→ Exercise prompt
Below are some records; work out how many of their lines contain "Aggressive" and give the number only.

→ Source material
◇ ◇ ◇ ◇ ◇
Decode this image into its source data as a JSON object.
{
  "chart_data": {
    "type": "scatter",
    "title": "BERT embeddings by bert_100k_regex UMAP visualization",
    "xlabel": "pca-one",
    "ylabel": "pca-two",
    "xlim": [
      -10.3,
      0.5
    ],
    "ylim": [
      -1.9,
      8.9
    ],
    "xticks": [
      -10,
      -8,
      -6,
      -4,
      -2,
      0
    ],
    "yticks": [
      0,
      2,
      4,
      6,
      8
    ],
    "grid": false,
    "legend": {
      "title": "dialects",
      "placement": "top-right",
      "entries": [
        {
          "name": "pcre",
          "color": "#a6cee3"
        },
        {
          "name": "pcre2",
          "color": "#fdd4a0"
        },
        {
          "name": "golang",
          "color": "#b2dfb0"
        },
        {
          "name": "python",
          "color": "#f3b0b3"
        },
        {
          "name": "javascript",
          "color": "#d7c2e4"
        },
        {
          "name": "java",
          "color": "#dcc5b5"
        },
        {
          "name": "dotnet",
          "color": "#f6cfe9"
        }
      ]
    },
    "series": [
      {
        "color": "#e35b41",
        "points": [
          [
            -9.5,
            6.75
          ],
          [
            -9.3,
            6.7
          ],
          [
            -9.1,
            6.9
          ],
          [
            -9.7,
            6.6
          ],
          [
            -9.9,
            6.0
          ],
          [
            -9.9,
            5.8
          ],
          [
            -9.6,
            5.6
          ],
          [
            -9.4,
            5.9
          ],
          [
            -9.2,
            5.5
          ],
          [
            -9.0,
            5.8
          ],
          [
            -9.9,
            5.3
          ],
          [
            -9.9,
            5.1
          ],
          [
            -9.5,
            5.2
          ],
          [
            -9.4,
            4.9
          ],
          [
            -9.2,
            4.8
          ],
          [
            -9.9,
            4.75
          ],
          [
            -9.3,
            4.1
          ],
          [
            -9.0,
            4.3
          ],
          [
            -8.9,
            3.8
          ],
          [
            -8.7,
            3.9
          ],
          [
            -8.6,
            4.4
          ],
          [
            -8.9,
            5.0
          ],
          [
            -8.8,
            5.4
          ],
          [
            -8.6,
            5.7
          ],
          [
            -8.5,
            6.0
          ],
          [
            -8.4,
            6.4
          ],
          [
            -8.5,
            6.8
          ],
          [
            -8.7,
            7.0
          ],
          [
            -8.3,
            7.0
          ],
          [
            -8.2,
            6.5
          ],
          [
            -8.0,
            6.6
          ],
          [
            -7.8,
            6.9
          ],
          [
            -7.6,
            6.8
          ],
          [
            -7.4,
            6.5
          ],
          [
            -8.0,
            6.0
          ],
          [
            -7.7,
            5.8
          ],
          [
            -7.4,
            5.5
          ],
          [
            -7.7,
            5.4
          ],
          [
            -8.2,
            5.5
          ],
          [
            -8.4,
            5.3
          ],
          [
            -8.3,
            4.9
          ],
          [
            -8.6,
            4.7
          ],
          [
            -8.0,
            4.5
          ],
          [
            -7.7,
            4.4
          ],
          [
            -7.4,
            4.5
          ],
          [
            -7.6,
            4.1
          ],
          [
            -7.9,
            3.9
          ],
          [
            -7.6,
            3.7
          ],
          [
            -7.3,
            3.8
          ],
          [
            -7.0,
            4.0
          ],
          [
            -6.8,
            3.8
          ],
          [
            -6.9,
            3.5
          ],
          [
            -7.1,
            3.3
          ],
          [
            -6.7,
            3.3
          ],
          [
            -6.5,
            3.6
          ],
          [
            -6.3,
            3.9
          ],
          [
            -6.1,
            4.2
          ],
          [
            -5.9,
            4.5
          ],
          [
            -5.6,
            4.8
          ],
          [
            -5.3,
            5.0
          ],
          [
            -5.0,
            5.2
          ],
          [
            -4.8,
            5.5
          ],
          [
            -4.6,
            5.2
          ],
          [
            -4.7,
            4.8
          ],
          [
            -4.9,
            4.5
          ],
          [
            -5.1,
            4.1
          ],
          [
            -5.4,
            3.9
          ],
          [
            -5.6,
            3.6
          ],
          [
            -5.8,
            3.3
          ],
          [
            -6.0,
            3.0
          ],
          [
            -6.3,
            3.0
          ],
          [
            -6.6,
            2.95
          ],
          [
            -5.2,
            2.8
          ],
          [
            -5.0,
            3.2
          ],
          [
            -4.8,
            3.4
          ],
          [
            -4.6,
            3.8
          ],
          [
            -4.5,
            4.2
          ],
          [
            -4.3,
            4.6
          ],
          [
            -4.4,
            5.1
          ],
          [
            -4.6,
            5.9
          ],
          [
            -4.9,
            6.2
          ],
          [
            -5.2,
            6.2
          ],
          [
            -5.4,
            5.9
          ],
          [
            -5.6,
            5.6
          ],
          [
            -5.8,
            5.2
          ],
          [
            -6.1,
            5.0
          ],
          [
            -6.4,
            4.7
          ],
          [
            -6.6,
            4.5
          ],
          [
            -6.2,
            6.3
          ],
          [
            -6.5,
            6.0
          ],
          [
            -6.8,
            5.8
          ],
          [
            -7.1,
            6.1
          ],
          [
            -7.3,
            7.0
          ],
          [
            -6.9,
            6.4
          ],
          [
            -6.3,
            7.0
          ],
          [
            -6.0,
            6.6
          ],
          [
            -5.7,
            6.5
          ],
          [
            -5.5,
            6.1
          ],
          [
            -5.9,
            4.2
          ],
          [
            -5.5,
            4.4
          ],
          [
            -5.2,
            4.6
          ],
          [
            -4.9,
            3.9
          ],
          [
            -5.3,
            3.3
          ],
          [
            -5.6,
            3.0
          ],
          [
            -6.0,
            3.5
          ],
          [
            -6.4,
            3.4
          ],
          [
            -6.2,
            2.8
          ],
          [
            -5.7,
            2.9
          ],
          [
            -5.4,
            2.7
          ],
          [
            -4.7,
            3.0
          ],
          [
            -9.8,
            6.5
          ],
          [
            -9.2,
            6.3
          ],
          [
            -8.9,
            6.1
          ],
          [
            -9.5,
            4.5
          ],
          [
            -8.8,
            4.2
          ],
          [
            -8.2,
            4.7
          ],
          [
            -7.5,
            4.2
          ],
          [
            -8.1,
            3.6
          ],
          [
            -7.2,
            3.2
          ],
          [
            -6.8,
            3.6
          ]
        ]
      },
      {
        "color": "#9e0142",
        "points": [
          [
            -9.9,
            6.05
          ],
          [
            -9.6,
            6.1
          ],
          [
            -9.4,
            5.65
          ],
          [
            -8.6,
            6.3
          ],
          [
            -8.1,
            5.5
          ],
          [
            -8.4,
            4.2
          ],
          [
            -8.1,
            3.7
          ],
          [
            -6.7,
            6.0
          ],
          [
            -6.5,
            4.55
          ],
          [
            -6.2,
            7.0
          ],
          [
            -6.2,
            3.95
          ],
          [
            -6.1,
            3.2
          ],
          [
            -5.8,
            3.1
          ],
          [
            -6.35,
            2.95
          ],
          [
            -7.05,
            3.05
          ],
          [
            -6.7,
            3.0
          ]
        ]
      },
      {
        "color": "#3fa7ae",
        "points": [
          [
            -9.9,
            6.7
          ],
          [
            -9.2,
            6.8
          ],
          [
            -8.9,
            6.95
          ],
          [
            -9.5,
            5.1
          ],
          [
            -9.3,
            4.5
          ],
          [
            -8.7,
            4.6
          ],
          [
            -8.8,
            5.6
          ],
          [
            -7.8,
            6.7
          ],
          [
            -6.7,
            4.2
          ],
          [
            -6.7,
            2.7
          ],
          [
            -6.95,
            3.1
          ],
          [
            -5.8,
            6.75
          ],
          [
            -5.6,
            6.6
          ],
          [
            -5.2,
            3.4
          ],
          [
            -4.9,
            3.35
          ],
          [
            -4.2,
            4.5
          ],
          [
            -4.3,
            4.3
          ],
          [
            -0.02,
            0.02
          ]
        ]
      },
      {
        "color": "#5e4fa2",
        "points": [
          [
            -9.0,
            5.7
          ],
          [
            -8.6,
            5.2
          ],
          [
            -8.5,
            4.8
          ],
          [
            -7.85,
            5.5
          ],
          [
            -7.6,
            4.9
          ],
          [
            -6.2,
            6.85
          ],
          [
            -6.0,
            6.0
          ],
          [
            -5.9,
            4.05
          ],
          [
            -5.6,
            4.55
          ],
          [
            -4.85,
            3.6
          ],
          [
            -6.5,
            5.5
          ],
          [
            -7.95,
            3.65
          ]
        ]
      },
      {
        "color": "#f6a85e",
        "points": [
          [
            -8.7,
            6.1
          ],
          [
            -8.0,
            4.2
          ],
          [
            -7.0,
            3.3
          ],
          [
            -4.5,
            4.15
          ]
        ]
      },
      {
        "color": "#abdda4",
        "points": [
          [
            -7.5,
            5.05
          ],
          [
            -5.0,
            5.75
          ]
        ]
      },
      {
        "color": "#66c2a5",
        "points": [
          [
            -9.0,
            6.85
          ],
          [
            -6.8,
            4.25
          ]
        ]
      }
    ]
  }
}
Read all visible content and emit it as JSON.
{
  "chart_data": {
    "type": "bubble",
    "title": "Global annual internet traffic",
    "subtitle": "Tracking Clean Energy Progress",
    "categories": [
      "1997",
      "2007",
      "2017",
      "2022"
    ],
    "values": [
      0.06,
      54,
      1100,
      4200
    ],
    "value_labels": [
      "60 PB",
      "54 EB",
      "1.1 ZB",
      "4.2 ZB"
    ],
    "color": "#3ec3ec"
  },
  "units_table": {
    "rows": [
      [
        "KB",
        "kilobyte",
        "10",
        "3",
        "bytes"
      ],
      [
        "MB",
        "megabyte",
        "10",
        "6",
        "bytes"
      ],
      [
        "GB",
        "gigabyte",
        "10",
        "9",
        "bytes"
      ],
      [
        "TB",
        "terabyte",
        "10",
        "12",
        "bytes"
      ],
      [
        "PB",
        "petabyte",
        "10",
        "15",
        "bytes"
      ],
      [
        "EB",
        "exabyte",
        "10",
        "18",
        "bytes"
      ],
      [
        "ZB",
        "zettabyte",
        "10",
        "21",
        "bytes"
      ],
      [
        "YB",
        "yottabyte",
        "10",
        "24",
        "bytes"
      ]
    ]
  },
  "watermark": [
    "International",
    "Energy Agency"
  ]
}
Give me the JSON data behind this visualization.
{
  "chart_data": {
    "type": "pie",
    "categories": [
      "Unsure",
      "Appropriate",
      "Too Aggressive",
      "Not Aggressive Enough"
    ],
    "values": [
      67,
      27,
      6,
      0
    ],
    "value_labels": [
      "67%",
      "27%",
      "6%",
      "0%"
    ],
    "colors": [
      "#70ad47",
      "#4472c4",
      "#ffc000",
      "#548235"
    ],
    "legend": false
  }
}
◇ ◇ ◇ ◇ ◇
→ Response
2